**Given request**
Return each entry exactly, with none missing.

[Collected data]

____

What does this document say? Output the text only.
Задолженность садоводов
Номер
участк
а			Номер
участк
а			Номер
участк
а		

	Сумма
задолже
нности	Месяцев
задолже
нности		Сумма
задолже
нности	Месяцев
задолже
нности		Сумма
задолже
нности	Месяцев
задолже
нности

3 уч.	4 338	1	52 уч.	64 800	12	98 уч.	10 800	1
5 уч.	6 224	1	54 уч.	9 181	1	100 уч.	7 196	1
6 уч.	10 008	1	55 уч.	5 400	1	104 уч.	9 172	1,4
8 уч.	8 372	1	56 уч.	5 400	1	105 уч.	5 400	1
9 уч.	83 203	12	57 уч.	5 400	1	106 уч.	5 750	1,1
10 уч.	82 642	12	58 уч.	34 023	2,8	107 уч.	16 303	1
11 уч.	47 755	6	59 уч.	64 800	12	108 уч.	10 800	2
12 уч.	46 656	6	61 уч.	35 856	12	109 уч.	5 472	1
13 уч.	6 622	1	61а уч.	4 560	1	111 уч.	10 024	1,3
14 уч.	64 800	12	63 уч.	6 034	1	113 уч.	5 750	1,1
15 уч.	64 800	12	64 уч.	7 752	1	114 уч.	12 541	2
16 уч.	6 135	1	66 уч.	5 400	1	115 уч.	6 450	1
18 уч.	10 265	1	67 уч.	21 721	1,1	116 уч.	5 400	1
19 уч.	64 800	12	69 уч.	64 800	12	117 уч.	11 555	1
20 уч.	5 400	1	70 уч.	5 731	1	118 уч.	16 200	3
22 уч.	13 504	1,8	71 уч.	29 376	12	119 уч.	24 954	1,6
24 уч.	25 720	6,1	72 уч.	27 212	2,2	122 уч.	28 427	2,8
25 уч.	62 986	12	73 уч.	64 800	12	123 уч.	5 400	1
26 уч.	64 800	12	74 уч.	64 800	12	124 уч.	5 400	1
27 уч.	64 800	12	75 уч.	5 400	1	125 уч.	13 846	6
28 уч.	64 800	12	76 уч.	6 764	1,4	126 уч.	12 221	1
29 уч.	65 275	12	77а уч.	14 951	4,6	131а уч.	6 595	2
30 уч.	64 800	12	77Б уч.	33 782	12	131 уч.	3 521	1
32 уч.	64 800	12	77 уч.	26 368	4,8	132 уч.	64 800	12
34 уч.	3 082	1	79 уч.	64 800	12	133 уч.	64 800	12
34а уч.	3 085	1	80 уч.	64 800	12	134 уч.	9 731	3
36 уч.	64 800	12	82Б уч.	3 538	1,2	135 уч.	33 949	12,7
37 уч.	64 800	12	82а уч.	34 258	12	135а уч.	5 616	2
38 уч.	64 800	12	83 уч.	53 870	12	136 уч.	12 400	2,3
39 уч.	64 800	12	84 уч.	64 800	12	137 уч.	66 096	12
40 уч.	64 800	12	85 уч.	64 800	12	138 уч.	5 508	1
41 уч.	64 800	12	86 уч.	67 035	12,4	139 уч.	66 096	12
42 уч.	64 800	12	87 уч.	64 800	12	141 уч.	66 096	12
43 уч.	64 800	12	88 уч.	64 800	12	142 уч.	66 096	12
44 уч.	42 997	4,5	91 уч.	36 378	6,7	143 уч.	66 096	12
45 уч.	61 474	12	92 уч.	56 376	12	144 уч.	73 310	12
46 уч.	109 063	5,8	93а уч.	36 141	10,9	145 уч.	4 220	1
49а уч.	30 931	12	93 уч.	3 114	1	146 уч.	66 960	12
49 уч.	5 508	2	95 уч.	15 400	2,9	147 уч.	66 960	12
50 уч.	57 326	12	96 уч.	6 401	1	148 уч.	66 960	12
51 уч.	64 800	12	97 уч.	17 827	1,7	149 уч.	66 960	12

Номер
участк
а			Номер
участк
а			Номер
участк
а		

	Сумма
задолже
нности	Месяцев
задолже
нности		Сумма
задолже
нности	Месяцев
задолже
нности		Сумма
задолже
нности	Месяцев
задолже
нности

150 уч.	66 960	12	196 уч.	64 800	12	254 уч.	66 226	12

____

**Completed task**
What does this document say? Output the text only.
Задолженность садоводов
Номер
участк
а			Номер
участк
а			Номер
участк
а		

	Сумма
задолже
нности	Месяцев
задолже
нности		Сумма
задолже
нности	Месяцев
задолже
нности		Сумма
задолже
нности	Месяцев
задолже
нности

3 уч.	4 338	1	52 уч.	64 800	12	98 уч.	10 800	1
5 уч.	6 224	1	54 уч.	9 181	1	100 уч.	7 196	1
6 уч.	10 008	1	55 уч.	5 400	1	104 уч.	9 172	1,4
8 уч.	8 372	1	56 уч.	5 400	1	105 уч.	5 400	1
9 уч.	83 203	12	57 уч.	5 400	1	106 уч.	5 750	1,1
10 уч.	82 642	12	58 уч.	34 023	2,8	107 уч.	16 303	1
11 уч.	47 755	6	59 уч.	64 800	12	108 уч.	10 800	2
12 уч.	46 656	6	61 уч.	35 856	12	109 уч.	5 472	1
13 уч.	6 622	1	61а уч.	4 560	1	111 уч.	10 024	1,3
14 уч.	64 800	12	63 уч.	6 034	1	113 уч.	5 750	1,1
15 уч.	64 800	12	64 уч.	7 752	1	114 уч.	12 541	2
16 уч.	6 135	1	66 уч.	5 400	1	115 уч.	6 450	1
18 уч.	10 265	1	67 уч.	21 721	1,1	116 уч.	5 400	1
19 уч.	64 800	12	69 уч.	64 800	12	117 уч.	11 555	1
20 уч.	5 400	1	70 уч.	5 731	1	118 уч.	16 200	3
22 уч.	13 504	1,8	71 уч.	29 376	12	119 уч.	24 954	1,6
24 уч.	25 720	6,1	72 уч.	27 212	2,2	122 уч.	28 427	2,8
25 уч.	62 986	12	73 уч.	64 800	12	123 уч.	5 400	1
26 уч.	64 800	12	74 уч.	64 800	12	124 уч.	5 400	1
27 уч.	64 800	12	75 уч.	5 400	1	125 уч.	13 846	6
28 уч.	64 800	12	76 уч.	6 764	1,4	126 уч.	12 221	1
29 уч.	65 275	12	77а уч.	14 951	4,6	131а уч.	6 595	2
30 уч.	64 800	12	77Б уч.	33 782	12	131 уч.	3 521	1
32 уч.	64 800	12	77 уч.	26 368	4,8	132 уч.	64 800	12
34 уч.	3 082	1	79 уч.	64 800	12	133 уч.	64 800	12
34а уч.	3 085	1	80 уч.	64 800	12	134 уч.	9 731	3
36 уч.	64 800	12	82Б уч.	3 538	1,2	135 уч.	33 949	12,7
37 уч.	64 800	12	82а уч.	34 258	12	135а уч.	5 616	2
38 уч.	64 800	12	83 уч.	53 870	12	136 уч.	12 400	2,3
39 уч.	64 800	12	84 уч.	64 800	12	137 уч.	66 096	12
40 уч.	64 800	12	85 уч.	64 800	12	138 уч.	5 508	1
41 уч.	64 800	12	86 уч.	67 035	12,4	139 уч.	66 096	12
42 уч.	64 800	12	87 уч.	64 800	12	141 уч.	66 096	12
43 уч.	64 800	12	88 уч.	64 800	12	142 уч.	66 096	12
44 уч.	42 997	4,5	91 уч.	36 378	6,7	143 уч.	66 096	12
45 уч.	61 474	12	92 уч.	56 376	12	144 уч.	73 310	12
46 уч.	109 063	5,8	93а уч.	36 141	10,9	145 уч.	4 220	1
49а уч.	30 931	12	93 уч.	3 114	1	146 уч.	66 960	12
49 уч.	5 508	2	95 уч.	15 400	2,9	147 уч.	66 960	12
50 уч.	57 326	12	96 уч.	6 401	1	148 уч.	66 960	12
51 уч.	64 800	12	97 уч.	17 827	1,7	149 уч.	66 960	12

Номер
участк
а			Номер
участк
а			Номер
участк
а		

	Сумма
задолже
нности	Месяцев
задолже
нности		Сумма
задолже
нности	Месяцев
задолже
нности		Сумма
задолже
нности	Месяцев
задолже
нности

150 уч.	66 960	12	196 уч.	64 800	12	254 уч.	66 226	12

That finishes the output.